==== MATERIAL FOR THE TASK ====

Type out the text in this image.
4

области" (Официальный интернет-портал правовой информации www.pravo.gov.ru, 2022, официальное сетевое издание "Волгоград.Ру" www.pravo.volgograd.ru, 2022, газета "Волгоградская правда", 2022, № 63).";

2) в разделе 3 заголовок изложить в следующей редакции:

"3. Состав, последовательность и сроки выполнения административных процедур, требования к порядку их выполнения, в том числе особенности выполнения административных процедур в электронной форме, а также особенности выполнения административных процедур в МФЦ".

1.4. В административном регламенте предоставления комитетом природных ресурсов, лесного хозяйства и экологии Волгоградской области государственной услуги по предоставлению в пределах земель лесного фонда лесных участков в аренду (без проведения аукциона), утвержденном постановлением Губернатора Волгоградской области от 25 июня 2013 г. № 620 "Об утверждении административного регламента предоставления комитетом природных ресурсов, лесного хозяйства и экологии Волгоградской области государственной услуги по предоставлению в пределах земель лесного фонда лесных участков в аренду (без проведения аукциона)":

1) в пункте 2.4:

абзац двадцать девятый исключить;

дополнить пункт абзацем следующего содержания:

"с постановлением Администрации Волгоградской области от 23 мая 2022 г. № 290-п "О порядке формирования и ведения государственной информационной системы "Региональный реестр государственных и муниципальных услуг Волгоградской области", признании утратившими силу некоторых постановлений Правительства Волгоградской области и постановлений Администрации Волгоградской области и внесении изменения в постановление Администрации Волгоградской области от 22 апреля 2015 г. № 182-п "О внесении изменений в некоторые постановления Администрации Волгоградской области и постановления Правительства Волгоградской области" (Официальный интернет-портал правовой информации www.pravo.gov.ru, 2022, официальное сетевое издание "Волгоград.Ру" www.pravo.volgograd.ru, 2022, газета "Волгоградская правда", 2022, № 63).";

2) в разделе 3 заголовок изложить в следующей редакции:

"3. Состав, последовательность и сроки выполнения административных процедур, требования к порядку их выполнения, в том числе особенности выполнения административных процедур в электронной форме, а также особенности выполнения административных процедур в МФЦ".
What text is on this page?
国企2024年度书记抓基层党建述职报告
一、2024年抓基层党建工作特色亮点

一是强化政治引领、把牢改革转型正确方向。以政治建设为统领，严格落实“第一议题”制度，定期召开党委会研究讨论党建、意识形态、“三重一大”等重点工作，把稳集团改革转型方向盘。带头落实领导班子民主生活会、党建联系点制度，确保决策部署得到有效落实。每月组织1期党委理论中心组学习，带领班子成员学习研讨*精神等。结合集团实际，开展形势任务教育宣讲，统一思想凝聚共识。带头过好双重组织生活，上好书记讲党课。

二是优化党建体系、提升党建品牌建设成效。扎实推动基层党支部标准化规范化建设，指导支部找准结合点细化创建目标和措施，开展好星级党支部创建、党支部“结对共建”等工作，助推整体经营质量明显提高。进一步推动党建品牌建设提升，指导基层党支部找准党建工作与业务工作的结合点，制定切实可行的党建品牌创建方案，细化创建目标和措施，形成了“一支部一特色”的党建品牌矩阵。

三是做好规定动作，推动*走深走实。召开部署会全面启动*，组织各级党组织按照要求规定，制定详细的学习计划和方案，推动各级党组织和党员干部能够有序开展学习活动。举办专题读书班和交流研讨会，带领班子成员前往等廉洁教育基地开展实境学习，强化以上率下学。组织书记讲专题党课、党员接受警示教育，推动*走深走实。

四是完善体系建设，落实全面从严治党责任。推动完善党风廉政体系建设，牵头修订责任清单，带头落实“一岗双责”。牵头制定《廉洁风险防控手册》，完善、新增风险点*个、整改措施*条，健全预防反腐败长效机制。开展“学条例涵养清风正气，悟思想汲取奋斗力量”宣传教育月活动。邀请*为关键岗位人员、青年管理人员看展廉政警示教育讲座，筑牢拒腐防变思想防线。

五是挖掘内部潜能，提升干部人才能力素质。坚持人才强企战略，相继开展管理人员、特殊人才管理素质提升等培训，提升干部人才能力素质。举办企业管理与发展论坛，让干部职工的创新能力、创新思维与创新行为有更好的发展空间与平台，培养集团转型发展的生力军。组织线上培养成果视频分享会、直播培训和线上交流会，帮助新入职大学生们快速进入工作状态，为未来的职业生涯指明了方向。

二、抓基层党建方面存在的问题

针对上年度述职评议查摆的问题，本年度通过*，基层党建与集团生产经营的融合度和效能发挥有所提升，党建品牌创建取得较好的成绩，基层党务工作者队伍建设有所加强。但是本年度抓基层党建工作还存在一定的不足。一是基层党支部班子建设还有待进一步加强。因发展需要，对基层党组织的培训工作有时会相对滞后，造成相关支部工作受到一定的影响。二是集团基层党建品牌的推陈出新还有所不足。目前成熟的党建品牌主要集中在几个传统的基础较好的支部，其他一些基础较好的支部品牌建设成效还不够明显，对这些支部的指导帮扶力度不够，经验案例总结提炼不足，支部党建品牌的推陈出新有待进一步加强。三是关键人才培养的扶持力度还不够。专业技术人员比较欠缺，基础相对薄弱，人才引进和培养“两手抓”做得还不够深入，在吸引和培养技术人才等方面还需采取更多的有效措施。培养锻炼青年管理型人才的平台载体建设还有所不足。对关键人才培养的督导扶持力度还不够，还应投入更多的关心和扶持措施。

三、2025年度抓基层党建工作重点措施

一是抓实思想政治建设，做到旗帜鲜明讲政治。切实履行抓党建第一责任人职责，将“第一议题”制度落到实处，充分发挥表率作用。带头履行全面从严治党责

====

Print every entry exactly as written.

EXERCISE ANSWER —
Type out the text in this image.
4

области" (Официальный интернет-портал правовой информации www.pravo.gov.ru, 2022, официальное сетевое издание "Волгоград.Ру" www.pravo.volgograd.ru, 2022, газета "Волгоградская правда", 2022, № 63).";

2) в разделе 3 заголовок изложить в следующей редакции:

"3. Состав, последовательность и сроки выполнения административных процедур, требования к порядку их выполнения, в том числе особенности выполнения административных процедур в электронной форме, а также особенности выполнения административных процедур в МФЦ".

1.4. В административном регламенте предоставления комитетом природных ресурсов, лесного хозяйства и экологии Волгоградской области государственной услуги по предоставлению в пределах земель лесного фонда лесных участков в аренду (без проведения аукциона), утвержденном постановлением Губернатора Волгоградской области от 25 июня 2013 г. № 620 "Об утверждении административного регламента предоставления комитетом природных ресурсов, лесного хозяйства и экологии Волгоградской области государственной услуги по предоставлению в пределах земель лесного фонда лесных участков в аренду (без проведения аукциона)":

1) в пункте 2.4:

абзац двадцать девятый исключить;

дополнить пункт абзацем следующего содержания:

"с постановлением Администрации Волгоградской области от 23 мая 2022 г. № 290-п "О порядке формирования и ведения государственной информационной системы "Региональный реестр государственных и муниципальных услуг Волгоградской области", признании утратившими силу некоторых постановлений Правительства Волгоградской области и постановлений Администрации Волгоградской области и внесении изменения в постановление Администрации Волгоградской области от 22 апреля 2015 г. № 182-п "О внесении изменений в некоторые постановления Администрации Волгоградской области и постановления Правительства Волгоградской области" (Официальный интернет-портал правовой информации www.pravo.gov.ru, 2022, официальное сетевое издание "Волгоград.Ру" www.pravo.volgograd.ru, 2022, газета "Волгоградская правда", 2022, № 63).";

2) в разделе 3 заголовок изложить в следующей редакции:

"3. Состав, последовательность и сроки выполнения административных процедур, требования к порядку их выполнения, в том числе особенности выполнения административных процедур в электронной форме, а также особенности выполнения административных процедур в МФЦ".
What text is on this page?
国企2024年度书记抓基层党建述职报告
一、2024年抓基层党建工作特色亮点

一是强化政治引领、把牢改革转型正确方向。以政治建设为统领，严格落实“第一议题”制度，定期召开党委会研究讨论党建、意识形态、“三重一大”等重点工作，把稳集团改革转型方向盘。带头落实领导班子民主生活会、党建联系点制度，确保决策部署得到有效落实。每月组织1期党委理论中心组学习，带领班子成员学习研讨*精神等。结合集团实际，开展形势任务教育宣讲，统一思想凝聚共识。带头过好双重组织生活，上好书记讲党课。

二是优化党建体系、提升党建品牌建设成效。扎实推动基层党支部标准化规范化建设，指导支部找准结合点细化创建目标和措施，开展好星级党支部创建、党支部“结对共建”等工作，助推整体经营质量明显提高。进一步推动党建品牌建设提升，指导基层党支部找准党建工作与业务工作的结合点，制定切实可行的党建品牌创建方案，细化创建目标和措施，形成了“一支部一特色”的党建品牌矩阵。

三是做好规定动作，推动*走深走实。召开部署会全面启动*，组织各级党组织按照要求规定，制定详细的学习计划和方案，推动各级党组织和党员干部能够有序开展学习活动。举办专题读书班和交流研讨会，带领班子成员前往等廉洁教育基地开展实境学习，强化以上率下学。组织书记讲专题党课、党员接受警示教育，推动*走深走实。

四是完善体系建设，落实全面从严治党责任。推动完善党风廉政体系建设，牵头修订责任清单，带头落实“一岗双责”。牵头制定《廉洁风险防控手册》，完善、新增风险点*个、整改措施*条，健全预防反腐败长效机制。开展“学条例涵养清风正气，悟思想汲取奋斗力量”宣传教育月活动。邀请*为关键岗位人员、青年管理人员看展廉政警示教育讲座，筑牢拒腐防变思想防线。

五是挖掘内部潜能，提升干部人才能力素质。坚持人才强企战略，相继开展管理人员、特殊人才管理素质提升等培训，提升干部人才能力素质。举办企业管理与发展论坛，让干部职工的创新能力、创新思维与创新行为有更好的发展空间与平台，培养集团转型发展的生力军。组织线上培养成果视频分享会、直播培训和线上交流会，帮助新入职大学生们快速进入工作状态，为未来的职业生涯指明了方向。

二、抓基层党建方面存在的问题

针对上年度述职评议查摆的问题，本年度通过*，基层党建与集团生产经营的融合度和效能发挥有所提升，党建品牌创建取得较好的成绩，基层党务工作者队伍建设有所加强。但是本年度抓基层党建工作还存在一定的不足。一是基层党支部班子建设还有待进一步加强。因发展需要，对基层党组织的培训工作有时会相对滞后，造成相关支部工作受到一定的影响。二是集团基层党建品牌的推陈出新还有所不足。目前成熟的党建品牌主要集中在几个传统的基础较好的支部，其他一些基础较好的支部品牌建设成效还不够明显，对这些支部的指导帮扶力度不够，经验案例总结提炼不足，支部党建品牌的推陈出新有待进一步加强。三是关键人才培养的扶持力度还不够。专业技术人员比较欠缺，基础相对薄弱，人才引进和培养“两手抓”做得还不够深入，在吸引和培养技术人才等方面还需采取更多的有效措施。培养锻炼青年管理型人才的平台载体建设还有所不足。对关键人才培养的督导扶持力度还不够，还应投入更多的关心和扶持措施。

三、2025年度抓基层党建工作重点措施

一是抓实思想政治建设，做到旗帜鲜明讲政治。切实履行抓党建第一责任人职责，将“第一议题”制度落到实处，充分发挥表率作用。带头履行全面从严治党责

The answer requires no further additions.